▶ _PROBLEM TO SOLVE_:
Please pull out every line that includes the string "Мобильный".

▶ _INFORMATION SUPPLIED_:
┏━━
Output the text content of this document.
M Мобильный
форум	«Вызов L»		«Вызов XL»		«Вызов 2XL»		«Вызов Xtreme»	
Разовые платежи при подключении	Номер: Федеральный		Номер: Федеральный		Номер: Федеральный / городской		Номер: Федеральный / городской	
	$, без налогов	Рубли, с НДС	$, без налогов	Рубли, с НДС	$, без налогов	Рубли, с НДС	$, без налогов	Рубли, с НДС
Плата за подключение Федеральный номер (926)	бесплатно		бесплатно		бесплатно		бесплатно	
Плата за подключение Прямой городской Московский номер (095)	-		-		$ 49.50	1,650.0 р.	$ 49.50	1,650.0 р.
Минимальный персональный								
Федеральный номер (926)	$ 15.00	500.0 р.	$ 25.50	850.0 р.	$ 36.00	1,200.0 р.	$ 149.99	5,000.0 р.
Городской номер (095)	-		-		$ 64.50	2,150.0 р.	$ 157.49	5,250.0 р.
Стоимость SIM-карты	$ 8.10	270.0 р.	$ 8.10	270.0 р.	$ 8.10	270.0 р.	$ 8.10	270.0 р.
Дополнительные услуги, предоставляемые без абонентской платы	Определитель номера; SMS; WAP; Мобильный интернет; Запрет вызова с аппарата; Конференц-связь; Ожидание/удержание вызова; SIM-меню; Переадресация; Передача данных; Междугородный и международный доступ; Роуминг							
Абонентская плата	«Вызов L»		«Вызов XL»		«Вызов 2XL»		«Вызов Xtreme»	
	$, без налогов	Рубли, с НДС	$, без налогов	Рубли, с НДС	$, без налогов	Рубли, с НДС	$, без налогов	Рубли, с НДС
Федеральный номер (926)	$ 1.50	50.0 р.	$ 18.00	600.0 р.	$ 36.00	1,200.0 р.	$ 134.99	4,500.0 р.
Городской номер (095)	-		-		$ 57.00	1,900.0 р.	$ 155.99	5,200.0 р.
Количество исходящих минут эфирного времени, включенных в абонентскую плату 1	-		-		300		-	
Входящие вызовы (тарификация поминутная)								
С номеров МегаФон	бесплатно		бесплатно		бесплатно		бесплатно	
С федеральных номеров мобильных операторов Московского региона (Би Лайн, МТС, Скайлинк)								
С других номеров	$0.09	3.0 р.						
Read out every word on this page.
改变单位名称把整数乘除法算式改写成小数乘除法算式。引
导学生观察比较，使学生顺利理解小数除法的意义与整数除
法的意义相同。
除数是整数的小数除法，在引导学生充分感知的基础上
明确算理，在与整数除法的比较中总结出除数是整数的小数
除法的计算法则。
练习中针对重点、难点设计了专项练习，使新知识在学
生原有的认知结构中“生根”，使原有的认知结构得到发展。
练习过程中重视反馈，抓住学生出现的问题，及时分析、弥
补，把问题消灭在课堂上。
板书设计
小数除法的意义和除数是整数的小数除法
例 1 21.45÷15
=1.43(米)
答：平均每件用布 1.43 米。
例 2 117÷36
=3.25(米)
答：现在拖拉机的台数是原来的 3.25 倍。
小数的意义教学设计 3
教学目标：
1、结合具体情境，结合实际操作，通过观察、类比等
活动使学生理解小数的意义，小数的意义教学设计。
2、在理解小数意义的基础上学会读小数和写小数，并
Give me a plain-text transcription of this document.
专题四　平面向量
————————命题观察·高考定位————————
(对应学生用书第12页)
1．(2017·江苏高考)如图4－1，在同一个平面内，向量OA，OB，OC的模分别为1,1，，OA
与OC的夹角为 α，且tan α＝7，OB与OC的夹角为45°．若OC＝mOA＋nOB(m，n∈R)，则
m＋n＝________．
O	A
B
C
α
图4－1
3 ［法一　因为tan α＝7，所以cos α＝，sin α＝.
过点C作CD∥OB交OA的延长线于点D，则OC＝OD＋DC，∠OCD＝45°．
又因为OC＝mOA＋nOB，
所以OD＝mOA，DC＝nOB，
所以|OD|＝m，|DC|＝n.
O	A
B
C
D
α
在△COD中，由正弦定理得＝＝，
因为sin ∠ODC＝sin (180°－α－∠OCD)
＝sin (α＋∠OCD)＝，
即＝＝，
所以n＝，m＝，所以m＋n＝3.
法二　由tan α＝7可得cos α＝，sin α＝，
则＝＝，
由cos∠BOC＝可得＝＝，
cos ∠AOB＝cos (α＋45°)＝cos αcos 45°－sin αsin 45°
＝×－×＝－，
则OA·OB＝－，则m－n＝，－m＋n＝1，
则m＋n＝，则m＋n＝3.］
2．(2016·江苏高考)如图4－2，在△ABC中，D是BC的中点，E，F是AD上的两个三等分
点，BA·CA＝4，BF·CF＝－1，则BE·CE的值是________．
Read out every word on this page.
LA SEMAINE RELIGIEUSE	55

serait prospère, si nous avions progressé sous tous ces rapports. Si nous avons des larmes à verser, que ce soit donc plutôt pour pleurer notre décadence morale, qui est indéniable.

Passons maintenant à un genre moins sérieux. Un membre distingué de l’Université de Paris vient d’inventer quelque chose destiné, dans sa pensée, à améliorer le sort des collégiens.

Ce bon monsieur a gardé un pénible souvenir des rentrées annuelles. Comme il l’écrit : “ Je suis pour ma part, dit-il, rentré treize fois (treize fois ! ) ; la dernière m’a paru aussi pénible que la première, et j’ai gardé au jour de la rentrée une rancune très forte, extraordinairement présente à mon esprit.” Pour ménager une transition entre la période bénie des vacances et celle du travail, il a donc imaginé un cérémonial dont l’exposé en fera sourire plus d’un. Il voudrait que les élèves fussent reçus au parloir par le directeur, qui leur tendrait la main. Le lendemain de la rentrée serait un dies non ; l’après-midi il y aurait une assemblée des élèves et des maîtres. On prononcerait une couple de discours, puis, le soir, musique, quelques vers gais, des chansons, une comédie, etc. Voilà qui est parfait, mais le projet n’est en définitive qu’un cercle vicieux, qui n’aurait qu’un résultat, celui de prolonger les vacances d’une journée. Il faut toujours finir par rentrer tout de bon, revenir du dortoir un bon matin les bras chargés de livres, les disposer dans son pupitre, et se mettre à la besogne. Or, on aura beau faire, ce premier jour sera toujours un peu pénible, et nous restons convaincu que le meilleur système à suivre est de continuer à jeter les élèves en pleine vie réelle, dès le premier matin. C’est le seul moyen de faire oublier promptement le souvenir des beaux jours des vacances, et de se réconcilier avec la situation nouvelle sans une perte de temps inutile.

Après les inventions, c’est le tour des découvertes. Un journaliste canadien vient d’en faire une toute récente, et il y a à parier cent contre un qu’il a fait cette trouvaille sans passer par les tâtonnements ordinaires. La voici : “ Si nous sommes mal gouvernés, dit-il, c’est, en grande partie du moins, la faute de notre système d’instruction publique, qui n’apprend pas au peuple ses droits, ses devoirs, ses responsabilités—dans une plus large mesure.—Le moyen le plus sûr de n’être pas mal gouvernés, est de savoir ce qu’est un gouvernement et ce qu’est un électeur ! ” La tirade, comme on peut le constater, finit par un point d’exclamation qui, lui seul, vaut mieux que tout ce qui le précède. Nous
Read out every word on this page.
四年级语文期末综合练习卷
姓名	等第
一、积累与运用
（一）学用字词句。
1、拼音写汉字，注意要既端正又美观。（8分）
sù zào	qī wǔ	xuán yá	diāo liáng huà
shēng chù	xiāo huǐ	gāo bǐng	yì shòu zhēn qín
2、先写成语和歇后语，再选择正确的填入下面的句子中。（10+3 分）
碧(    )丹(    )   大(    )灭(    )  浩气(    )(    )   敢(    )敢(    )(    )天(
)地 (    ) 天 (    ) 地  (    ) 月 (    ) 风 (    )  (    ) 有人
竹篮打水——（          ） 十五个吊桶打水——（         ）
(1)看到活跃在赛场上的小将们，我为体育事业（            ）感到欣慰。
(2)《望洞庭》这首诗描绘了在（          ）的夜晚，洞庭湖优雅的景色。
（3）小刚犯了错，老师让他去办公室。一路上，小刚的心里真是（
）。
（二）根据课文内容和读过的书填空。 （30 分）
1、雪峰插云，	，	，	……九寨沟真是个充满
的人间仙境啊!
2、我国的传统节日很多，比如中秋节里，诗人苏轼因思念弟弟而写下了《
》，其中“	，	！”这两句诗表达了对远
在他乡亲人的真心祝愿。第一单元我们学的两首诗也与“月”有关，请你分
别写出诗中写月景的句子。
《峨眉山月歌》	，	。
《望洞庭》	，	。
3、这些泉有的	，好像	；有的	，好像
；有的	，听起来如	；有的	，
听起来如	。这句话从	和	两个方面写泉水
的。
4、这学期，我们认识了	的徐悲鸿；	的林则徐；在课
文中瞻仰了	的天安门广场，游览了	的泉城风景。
┗━━
▶ _THE COMPLETED TASK_:
M Мобильный
Дополнительные услуги, предоставляемые без абонентской платы	Определитель номера; SMS; WAP; Мобильный интернет; Запрет вызова с аппарата; Конференц-связь; Ожидание/удержание вызова; SIM-меню; Переадресация; Передача данных; Междугородный и международный доступ; Роуминг							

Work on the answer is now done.